*What to do:* Repeat each record exactly. Any picture gets left out.

*Records for this task:*
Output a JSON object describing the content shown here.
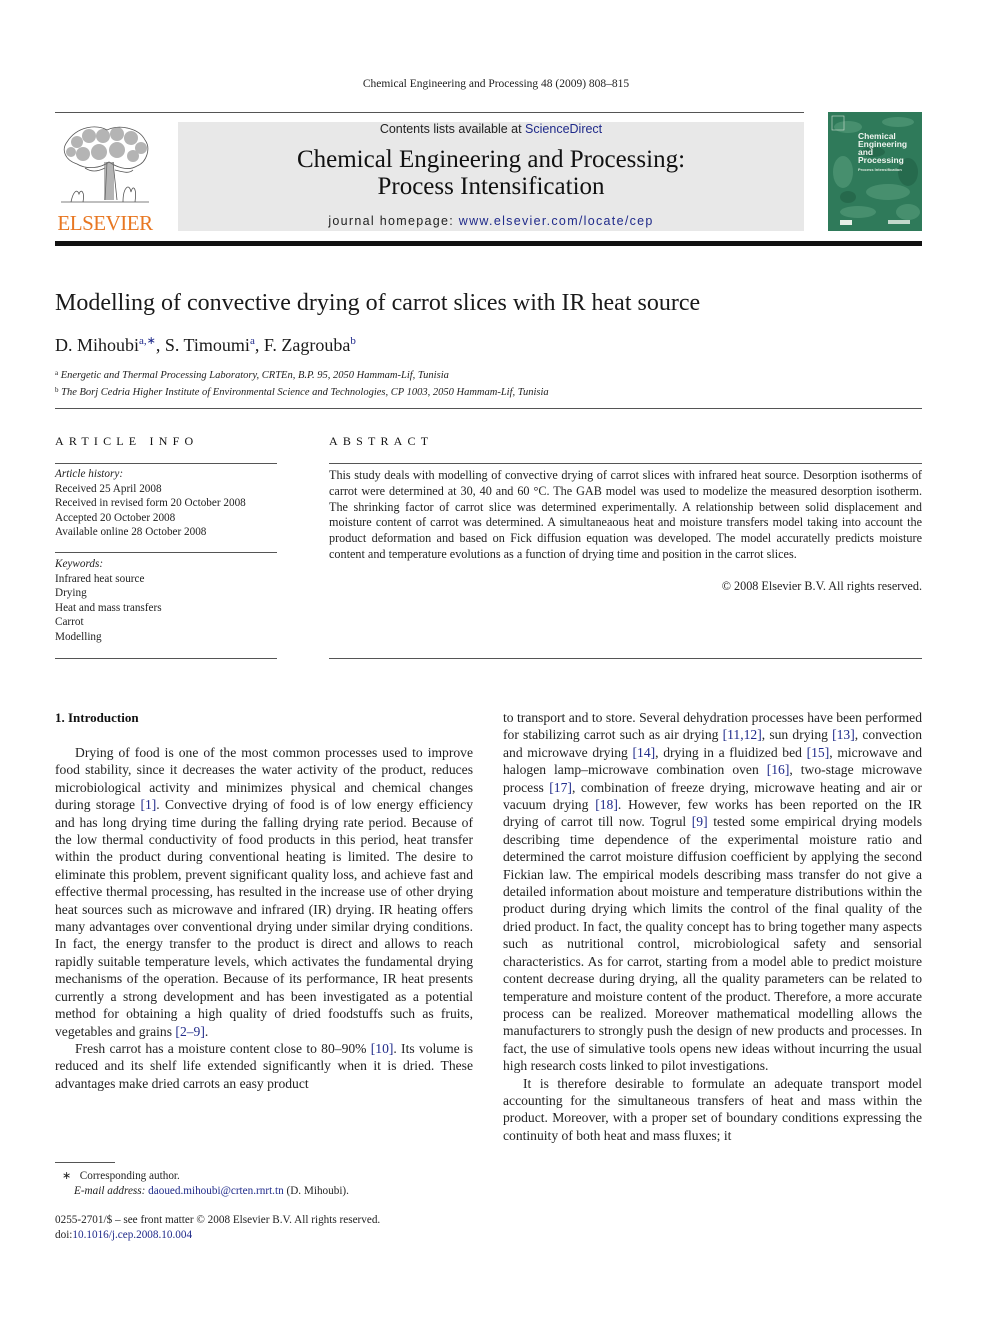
{
  "running_header": "Chemical Engineering and Processing 48 (2009) 808–815",
  "publisher": {
    "logo_word": "ELSEVIER",
    "logo_color": "#e87722"
  },
  "banner": {
    "contents_prefix": "Contents lists available at ",
    "contents_link": "ScienceDirect",
    "journal_title_line1": "Chemical Engineering and Processing:",
    "journal_title_line2": "Process Intensification",
    "homepage_prefix": "journal homepage: ",
    "homepage_link": "www.elsevier.com/locate/cep",
    "link_color": "#1f2a8a"
  },
  "cover": {
    "title_lines": [
      "Chemical",
      "Engineering",
      "and",
      "Processing"
    ],
    "subtitle": "Process Intensification",
    "color": "#2f7a5a"
  },
  "article": {
    "title": "Modelling of convective drying of carrot slices with IR heat source",
    "authors": [
      {
        "name": "D. Mihoubi",
        "sup": "a,∗",
        "sep": ", "
      },
      {
        "name": "S. Timoumi",
        "sup": "a",
        "sep": ", "
      },
      {
        "name": "F. Zagrouba",
        "sup": "b",
        "sep": ""
      }
    ],
    "affiliations": [
      {
        "mark": "a",
        "text": "Energetic and Thermal Processing Laboratory, CRTEn, B.P. 95, 2050 Hammam-Lif, Tunisia"
      },
      {
        "mark": "b",
        "text": "The Borj Cedria Higher Institute of Environmental Science and Technologies, CP 1003, 2050 Hammam-Lif, Tunisia"
      }
    ]
  },
  "article_info": {
    "heading": "ARTICLE INFO",
    "history_label": "Article history:",
    "history": [
      "Received 25 April 2008",
      "Received in revised form 20 October 2008",
      "Accepted 20 October 2008",
      "Available online 28 October 2008"
    ],
    "keywords_label": "Keywords:",
    "keywords": [
      "Infrared heat source",
      "Drying",
      "Heat and mass transfers",
      "Carrot",
      "Modelling"
    ]
  },
  "abstract": {
    "heading": "ABSTRACT",
    "text": "This study deals with modelling of convective drying of carrot slices with infrared heat source. Desorption isotherms of carrot were determined at 30, 40 and 60 °C. The GAB model was used to modelize the measured desorption isotherm. The shrinking factor of carrot slice was determined experimentally. A relationship between solid displacement and moisture content of carrot was determined. A simultaneaous heat and moisture transfers model taking into account the product deformation and based on Fick diffusion equation was developed. The model accuratelly predicts moisture content and temperature evolutions as a function of drying time and position in the carrot slices.",
    "copyright": "© 2008 Elsevier B.V. All rights reserved."
  },
  "introduction": {
    "heading": "1.  Introduction",
    "left_paragraphs": [
      [
        {
          "t": "Drying of food is one of the most common processes used to improve food stability, since it decreases the water activity of the product, reduces microbiological activity and minimizes physical and chemical changes during storage "
        },
        {
          "ref": "[1]"
        },
        {
          "t": ". Convective drying of food is of low energy efficiency and has long drying time during the falling drying rate period. Because of the low thermal conductivity of food products in this period, heat transfer within the product during conventional heating is limited. The desire to eliminate this problem, prevent significant quality loss, and achieve fast and effective thermal processing, has resulted in the increase use of other drying heat sources such as microwave and infrared (IR) drying. IR heating offers many advantages over conventional drying under similar drying conditions. In fact, the energy transfer to the product is direct and allows to reach rapidly suitable temperature levels, which activates the fundamental drying mechanisms of the operation. Because of its performance, IR heat presents currently a strong development and has been investigated as a potential method for obtaining a high quality of dried foodstuffs such as fruits, vegetables and grains "
        },
        {
          "ref": "[2–9]"
        },
        {
          "t": "."
        }
      ],
      [
        {
          "t": "Fresh carrot has a moisture content close to 80–90% "
        },
        {
          "ref": "[10]"
        },
        {
          "t": ". Its volume is reduced and its shelf life extended significantly when it is dried. These advantages make dried carrots an easy product"
        }
      ]
    ],
    "right_paragraphs": [
      [
        {
          "t": "to transport and to store. Several dehydration processes have been performed for stabilizing carrot such as air drying "
        },
        {
          "ref": "[11,12]"
        },
        {
          "t": ", sun drying "
        },
        {
          "ref": "[13]"
        },
        {
          "t": ", convection and microwave drying "
        },
        {
          "ref": "[14]"
        },
        {
          "t": ", drying in a fluidized bed "
        },
        {
          "ref": "[15]"
        },
        {
          "t": ", microwave and halogen lamp–microwave combination oven "
        },
        {
          "ref": "[16]"
        },
        {
          "t": ", two-stage microwave process "
        },
        {
          "ref": "[17]"
        },
        {
          "t": ", combination of freeze drying, microwave heating and air or vacuum drying "
        },
        {
          "ref": "[18]"
        },
        {
          "t": ". However, few works has been reported on the IR drying of carrot till now. Togrul "
        },
        {
          "ref": "[9]"
        },
        {
          "t": " tested some empirical drying models describing time dependence of the experimental moisture ratio and determined the carrot moisture diffusion coefficient by applying the second Fickian law. The empirical models describing mass transfer do not give a detailed information about moisture and temperature distributions within the product during drying which limits the control of the final quality of the dried product. In fact, the quality concept has to bring together many aspects such as nutritional control, microbiological safety and sensorial characteristics. As for carrot, starting from a model able to predict moisture content decrease during drying, all the quality parameters can be related to temperature and moisture content of the product. Therefore, a more accurate process can be realized. Moreover mathematical modelling allows the manufacturers to strongly push the design of new products and processes. In fact, the use of simulative tools opens new ideas without incurring the usual high research costs linked to pilot investigations."
        }
      ],
      [
        {
          "t": "It is therefore desirable to formulate an adequate transport model accounting for the simultaneous transfers of heat and mass within the product. Moreover, with a proper set of boundary conditions expressing the continuity of both heat and mass fluxes; it"
        }
      ]
    ]
  },
  "footnote": {
    "mark": "∗",
    "corresponding": "Corresponding author.",
    "email_label": "E-mail address:",
    "email": "daoued.mihoubi@crten.rnrt.tn",
    "email_suffix": " (D. Mihoubi)."
  },
  "front_matter": {
    "issn_line": "0255-2701/$ – see front matter © 2008 Elsevier B.V. All rights reserved.",
    "doi_prefix": "doi:",
    "doi": "10.1016/j.cep.2008.10.004"
  }
}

*Answer:*
Output a JSON object describing the content shown here.
{
  "running_header": "Chemical Engineering and Processing 48 (2009) 808–815",
  "publisher": {
    "logo_word": "ELSEVIER",
    "logo_color": "#e87722"
  },
  "banner": {
    "contents_prefix": "Contents lists available at ",
    "contents_link": "ScienceDirect",
    "journal_title_line1": "Chemical Engineering and Processing:",
    "journal_title_line2": "Process Intensification",
    "homepage_prefix": "journal homepage: ",
    "homepage_link": "www.elsevier.com/locate/cep",
    "link_color": "#1f2a8a"
  },
  "cover": {
    "title_lines": [
      "Chemical",
      "Engineering",
      "and",
      "Processing"
    ],
    "subtitle": "Process Intensification",
    "color": "#2f7a5a"
  },
  "article": {
    "title": "Modelling of convective drying of carrot slices with IR heat source",
    "authors": [
      {
        "name": "D. Mihoubi",
        "sup": "a,∗",
        "sep": ", "
      },
      {
        "name": "S. Timoumi",
        "sup": "a",
        "sep": ", "
      },
      {
        "name": "F. Zagrouba",
        "sup": "b",
        "sep": ""
      }
    ],
    "affiliations": [
      {
        "mark": "a",
        "text": "Energetic and Thermal Processing Laboratory, CRTEn, B.P. 95, 2050 Hammam-Lif, Tunisia"
      },
      {
        "mark": "b",
        "text": "The Borj Cedria Higher Institute of Environmental Science and Technologies, CP 1003, 2050 Hammam-Lif, Tunisia"
      }
    ]
  },
  "article_info": {
    "heading": "ARTICLE INFO",
    "history_label": "Article history:",
    "history": [
      "Received 25 April 2008",
      "Received in revised form 20 October 2008",
      "Accepted 20 October 2008",
      "Available online 28 October 2008"
    ],
    "keywords_label": "Keywords:",
    "keywords": [
      "Infrared heat source",
      "Drying",
      "Heat and mass transfers",
      "Carrot",
      "Modelling"
    ]
  },
  "abstract": {
    "heading": "ABSTRACT",
    "text": "This study deals with modelling of convective drying of carrot slices with infrared heat source. Desorption isotherms of carrot were determined at 30, 40 and 60 °C. The GAB model was used to modelize the measured desorption isotherm. The shrinking factor of carrot slice was determined experimentally. A relationship between solid displacement and moisture content of carrot was determined. A simultaneaous heat and moisture transfers model taking into account the product deformation and based on Fick diffusion equation was developed. The model accuratelly predicts moisture content and temperature evolutions as a function of drying time and position in the carrot slices.",
    "copyright": "© 2008 Elsevier B.V. All rights reserved."
  },
  "introduction": {
    "heading": "1.  Introduction",
    "left_paragraphs": [
      [
        {
          "t": "Drying of food is one of the most common processes used to improve food stability, since it decreases the water activity of the product, reduces microbiological activity and minimizes physical and chemical changes during storage "
        },
        {
          "ref": "[1]"
        },
        {
          "t": ". Convective drying of food is of low energy efficiency and has long drying time during the falling drying rate period. Because of the low thermal conductivity of food products in this period, heat transfer within the product during conventional heating is limited. The desire to eliminate this problem, prevent significant quality loss, and achieve fast and effective thermal processing, has resulted in the increase use of other drying heat sources such as microwave and infrared (IR) drying. IR heating offers many advantages over conventional drying under similar drying conditions. In fact, the energy transfer to the product is direct and allows to reach rapidly suitable temperature levels, which activates the fundamental drying mechanisms of the operation. Because of its performance, IR heat presents currently a strong development and has been investigated as a potential method for obtaining a high quality of dried foodstuffs such as fruits, vegetables and grains "
        },
        {
          "ref": "[2–9]"
        },
        {
          "t": "."
        }
      ],
      [
        {
          "t": "Fresh carrot has a moisture content close to 80–90% "
        },
        {
          "ref": "[10]"
        },
        {
          "t": ". Its volume is reduced and its shelf life extended significantly when it is dried. These advantages make dried carrots an easy product"
        }
      ]
    ],
    "right_paragraphs": [
      [
        {
          "t": "to transport and to store. Several dehydration processes have been performed for stabilizing carrot such as air drying "
        },
        {
          "ref": "[11,12]"
        },
        {
          "t": ", sun drying "
        },
        {
          "ref": "[13]"
        },
        {
          "t": ", convection and microwave drying "
        },
        {
          "ref": "[14]"
        },
        {
          "t": ", drying in a fluidized bed "
        },
        {
          "ref": "[15]"
        },
        {
          "t": ", microwave and halogen lamp–microwave combination oven "
        },
        {
          "ref": "[16]"
        },
        {
          "t": ", two-stage microwave process "
        },
        {
          "ref": "[17]"
        },
        {
          "t": ", combination of freeze drying, microwave heating and air or vacuum drying "
        },
        {
          "ref": "[18]"
        },
        {
          "t": ". However, few works has been reported on the IR drying of carrot till now. Togrul "
        },
        {
          "ref": "[9]"
        },
        {
          "t": " tested some empirical drying models describing time dependence of the experimental moisture ratio and determined the carrot moisture diffusion coefficient by applying the second Fickian law. The empirical models describing mass transfer do not give a detailed information about moisture and temperature distributions within the product during drying which limits the control of the final quality of the dried product. In fact, the quality concept has to bring together many aspects such as nutritional control, microbiological safety and sensorial characteristics. As for carrot, starting from a model able to predict moisture content decrease during drying, all the quality parameters can be related to temperature and moisture content of the product. Therefore, a more accurate process can be realized. Moreover mathematical modelling allows the manufacturers to strongly push the design of new products and processes. In fact, the use of simulative tools opens new ideas without incurring the usual high research costs linked to pilot investigations."
        }
      ],
      [
        {
          "t": "It is therefore desirable to formulate an adequate transport model accounting for the simultaneous transfers of heat and mass within the product. Moreover, with a proper set of boundary conditions expressing the continuity of both heat and mass fluxes; it"
        }
      ]
    ]
  },
  "footnote": {
    "mark": "∗",
    "corresponding": "Corresponding author.",
    "email_label": "E-mail address:",
    "email": "daoued.mihoubi@crten.rnrt.tn",
    "email_suffix": " (D. Mihoubi)."
  },
  "front_matter": {
    "issn_line": "0255-2701/$ – see front matter © 2008 Elsevier B.V. All rights reserved.",
    "doi_prefix": "doi:",
    "doi": "10.1016/j.cep.2008.10.004"
  }
}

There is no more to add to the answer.